--- Start ---

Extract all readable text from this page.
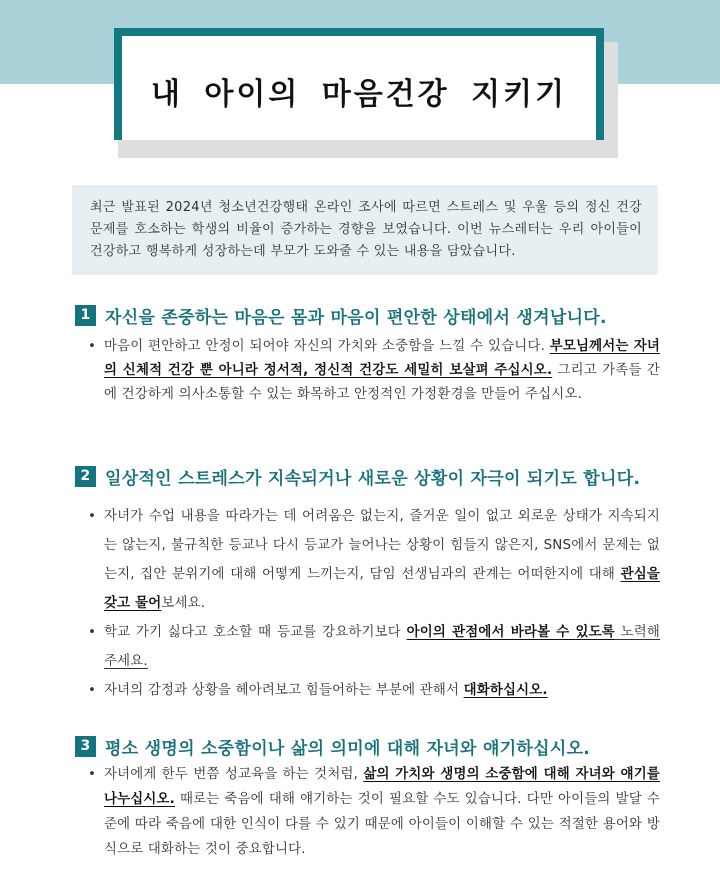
내 아이의 마음건강 지키기
최근 발표된 2024년 청소년건강행태 온라인 조사에 따르면 스트레스 및 우울 등의 정신 건강 문제를 호소하는 학생의 비율이 증가하는 경향을 보였습니다. 이번 뉴스레터는 우리 아이들이 건강하고 행복하게 성장하는데 부모가 도와줄 수 있는 내용을 담았습니다.
1 자신을 존중하는 마음은 몸과 마음이 편안한 상태에서 생겨납니다.
• 마음이 편안하고 안정이 되어야 자신의 가치와 소중함을 느낄 수 있습니다. 부모님께서는 자녀의 신체적 건강 뿐 아니라 정서적, 정신적 건강도 세밀히 보살펴 주십시오. 그리고 가족들 간에 건강하게 의사소통할 수 있는 화목하고 안정적인 가정환경을 만들어 주십시오.
2 일상적인 스트레스가 지속되거나 새로운 상황이 자극이 되기도 합니다.
• 자녀가 수업 내용을 따라가는 데 어려움은 없는지, 즐거운 일이 없고 외로운 상태가 지속되지는 않는지, 불규칙한 등교나 다시 등교가 늘어나는 상황이 힘들지 않은지, SNS에서 문제는 없는지, 집안 분위기에 대해 어떻게 느끼는지, 담임 선생님과의 관계는 어떠한지에 대해 관심을 갖고 물어보세요.
• 학교 가기 싫다고 호소할 때 등교를 강요하기보다 아이의 관점에서 바라볼 수 있도록 노력해 주세요.
• 자녀의 감정과 상황을 헤아려보고 힘들어하는 부분에 관해서 대화하십시오.
3 평소 생명의 소중함이나 삶의 의미에 대해 자녀와 얘기하십시오.
• 자녀에게 한두 번쯤 성교육을 하는 것처럼, 삶의 가치와 생명의 소중함에 대해 자녀와 얘기를 나누십시오. 때로는 죽음에 대해 얘기하는 것이 필요할 수도 있습니다. 다만 아이들의 발달 수준에 따라 죽음에 대한 인식이 다를 수 있기 때문에 아이들이 이해할 수 있는 적절한 용어와 방식으로 대화하는 것이 중요합니다.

--- End ---

## STATED PROBLEM
Reproduce all of the data exactly, omitting each picture it holds.

## THE OUTPUT
Extract all readable text from this page.
내 아이의 마음건강 지키기
최근 발표된 2024년 청소년건강행태 온라인 조사에 따르면 스트레스 및 우울 등의 정신 건강 문제를 호소하는 학생의 비율이 증가하는 경향을 보였습니다. 이번 뉴스레터는 우리 아이들이 건강하고 행복하게 성장하는데 부모가 도와줄 수 있는 내용을 담았습니다.
1 자신을 존중하는 마음은 몸과 마음이 편안한 상태에서 생겨납니다.
• 마음이 편안하고 안정이 되어야 자신의 가치와 소중함을 느낄 수 있습니다. 부모님께서는 자녀의 신체적 건강 뿐 아니라 정서적, 정신적 건강도 세밀히 보살펴 주십시오. 그리고 가족들 간에 건강하게 의사소통할 수 있는 화목하고 안정적인 가정환경을 만들어 주십시오.
2 일상적인 스트레스가 지속되거나 새로운 상황이 자극이 되기도 합니다.
• 자녀가 수업 내용을 따라가는 데 어려움은 없는지, 즐거운 일이 없고 외로운 상태가 지속되지는 않는지, 불규칙한 등교나 다시 등교가 늘어나는 상황이 힘들지 않은지, SNS에서 문제는 없는지, 집안 분위기에 대해 어떻게 느끼는지, 담임 선생님과의 관계는 어떠한지에 대해 관심을 갖고 물어보세요.
• 학교 가기 싫다고 호소할 때 등교를 강요하기보다 아이의 관점에서 바라볼 수 있도록 노력해 주세요.
• 자녀의 감정과 상황을 헤아려보고 힘들어하는 부분에 관해서 대화하십시오.
3 평소 생명의 소중함이나 삶의 의미에 대해 자녀와 얘기하십시오.
• 자녀에게 한두 번쯤 성교육을 하는 것처럼, 삶의 가치와 생명의 소중함에 대해 자녀와 얘기를 나누십시오. 때로는 죽음에 대해 얘기하는 것이 필요할 수도 있습니다. 다만 아이들의 발달 수준에 따라 죽음에 대한 인식이 다를 수 있기 때문에 아이들이 이해할 수 있는 적절한 용어와 방식으로 대화하는 것이 중요합니다.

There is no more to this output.